- [Given task]: Read the listing and extract each line that includes the word "Subversion".

Extracted entries start

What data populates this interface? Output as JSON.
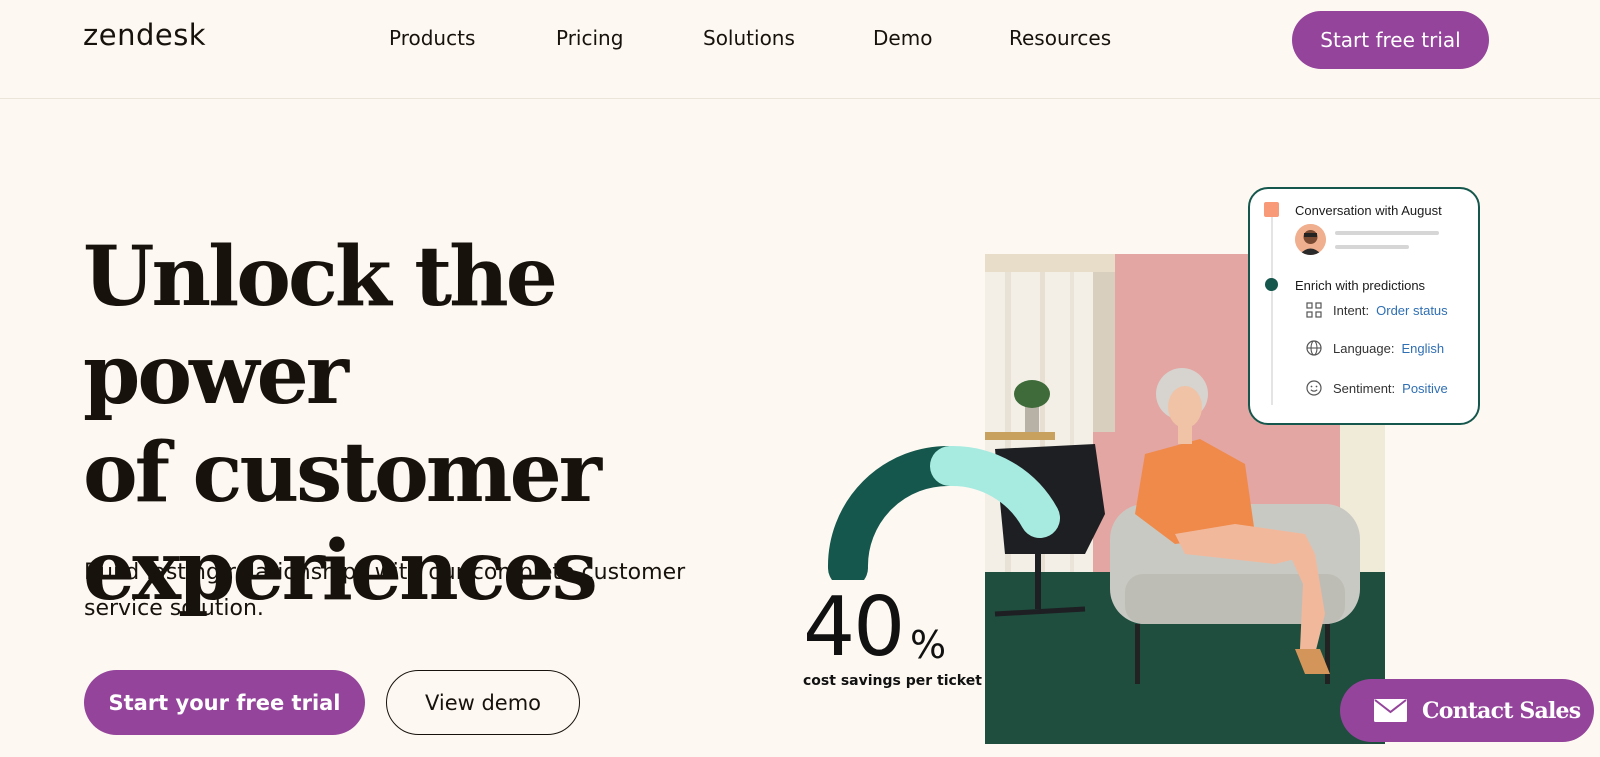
{
  "header": {
    "logo": "zendesk",
    "nav": [
      "Products",
      "Pricing",
      "Solutions",
      "Demo",
      "Resources"
    ],
    "cta": "Start free trial"
  },
  "hero": {
    "headline_lines": [
      "Unlock the power",
      "of customer",
      "experiences"
    ],
    "subhead_lines": [
      "Build lasting relationships with our complete customer",
      "service solution."
    ],
    "primary_cta": "Start your free trial",
    "secondary_cta": "View demo"
  },
  "stat": {
    "value": "40",
    "unit": "%",
    "label": "cost savings per ticket"
  },
  "card": {
    "title": "Conversation with August",
    "enrich": "Enrich with predictions",
    "rows": [
      {
        "label": "Intent:",
        "value": "Order status",
        "icon": "grid-icon"
      },
      {
        "label": "Language:",
        "value": "English",
        "icon": "globe-icon"
      },
      {
        "label": "Sentiment:",
        "value": "Positive",
        "icon": "smiley-icon"
      }
    ]
  },
  "contact": {
    "label": "Contact Sales",
    "icon": "envelope-icon"
  },
  "colors": {
    "brand_purple": "#94449b",
    "background": "#fdf9f2",
    "dark_green": "#15574d",
    "mint": "#a7eae0",
    "link_blue": "#2f6fb3"
  }
}
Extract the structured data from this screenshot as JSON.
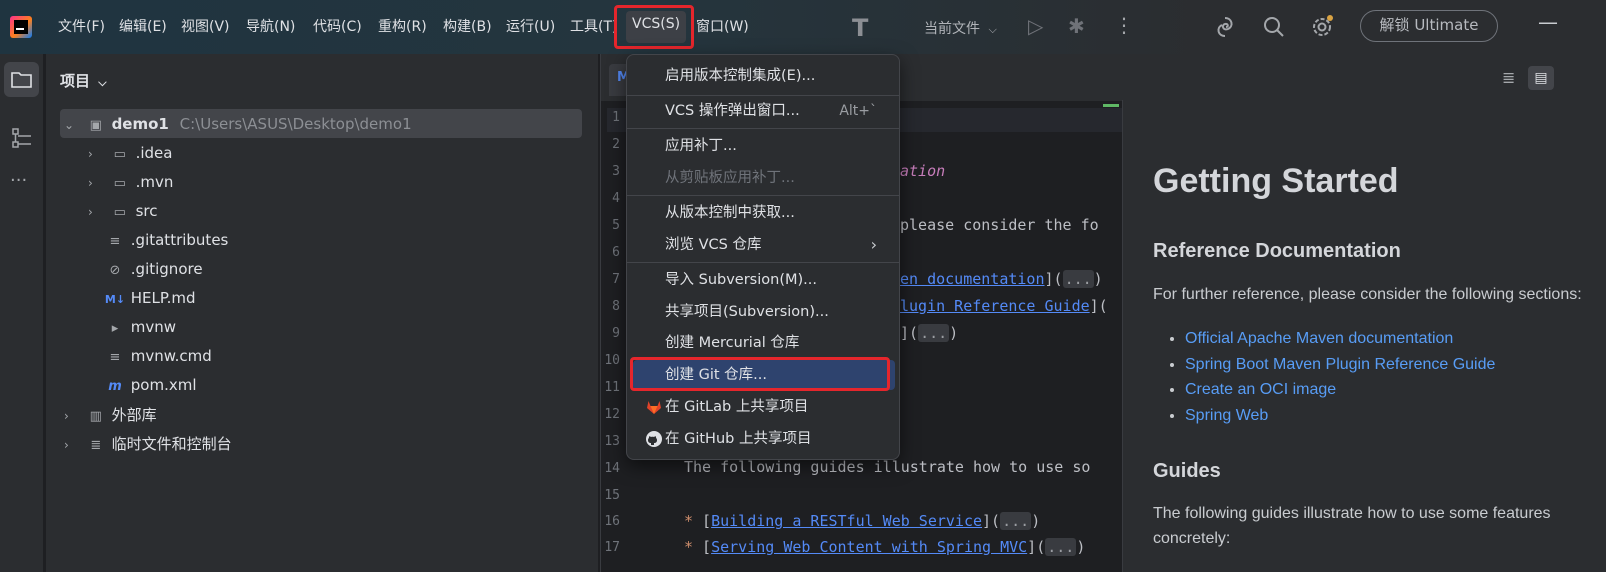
{
  "menubar": {
    "items": [
      "文件(F)",
      "编辑(E)",
      "视图(V)",
      "导航(N)",
      "代码(C)",
      "重构(R)",
      "构建(B)",
      "运行(U)",
      "工具(T)",
      "VCS(S)",
      "窗口(W)"
    ],
    "run_config": "当前文件",
    "unlock_label": "解锁 Ultimate"
  },
  "project_panel": {
    "title": "项目",
    "tree": [
      {
        "name": "demo1",
        "path": "C:\\Users\\ASUS\\Desktop\\demo1"
      },
      {
        "name": ".idea"
      },
      {
        "name": ".mvn"
      },
      {
        "name": "src"
      },
      {
        "name": ".gitattributes"
      },
      {
        "name": ".gitignore"
      },
      {
        "name": "HELP.md"
      },
      {
        "name": "mvnw"
      },
      {
        "name": "mvnw.cmd"
      },
      {
        "name": "pom.xml"
      },
      {
        "name": "外部库"
      },
      {
        "name": "临时文件和控制台"
      }
    ]
  },
  "vcs_menu": {
    "items": [
      {
        "label": "启用版本控制集成(E)..."
      },
      {
        "label": "VCS 操作弹出窗口...",
        "shortcut": "Alt+`"
      },
      {
        "label": "应用补丁..."
      },
      {
        "label": "从剪贴板应用补丁..."
      },
      {
        "label": "从版本控制中获取..."
      },
      {
        "label": "浏览 VCS 仓库"
      },
      {
        "label": "导入 Subversion(M)..."
      },
      {
        "label": "共享项目(Subversion)..."
      },
      {
        "label": "创建 Mercurial 仓库"
      },
      {
        "label": "创建 Git 仓库..."
      },
      {
        "label": "在 GitLab 上共享项目"
      },
      {
        "label": "在 GitHub 上共享项目"
      }
    ]
  },
  "editor": {
    "line_numbers": [
      "1",
      "2",
      "3",
      "4",
      "5",
      "6",
      "7",
      "8",
      "9",
      "10",
      "11",
      "12",
      "13",
      "14",
      "15",
      "16",
      "17"
    ],
    "visible_code": {
      "l3_tail": "ation",
      "l5_tail": " please consider the fo",
      "l7_tail": "en documentation",
      "l8_tail": "lugin Reference Guide",
      "l9_tail": "",
      "l14": "The following guides illustrate how to use so",
      "l16_link": "Building a RESTful Web Service",
      "l17_link": "Serving Web Content with Spring MVC",
      "fold": "..."
    }
  },
  "preview": {
    "h1": "Getting Started",
    "h2_ref": "Reference Documentation",
    "ref_text": "For further reference, please consider the following sections:",
    "links": [
      "Official Apache Maven documentation",
      "Spring Boot Maven Plugin Reference Guide",
      "Create an OCI image",
      "Spring Web"
    ],
    "h2_guides": "Guides",
    "guides_text_1": "The following guides illustrate how to use some features",
    "guides_text_2": "concretely:"
  }
}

Extracted entries end

- [Complete output]:
        "label": "导入 Subversion(M)..."
        "label": "共享项目(Subversion)..."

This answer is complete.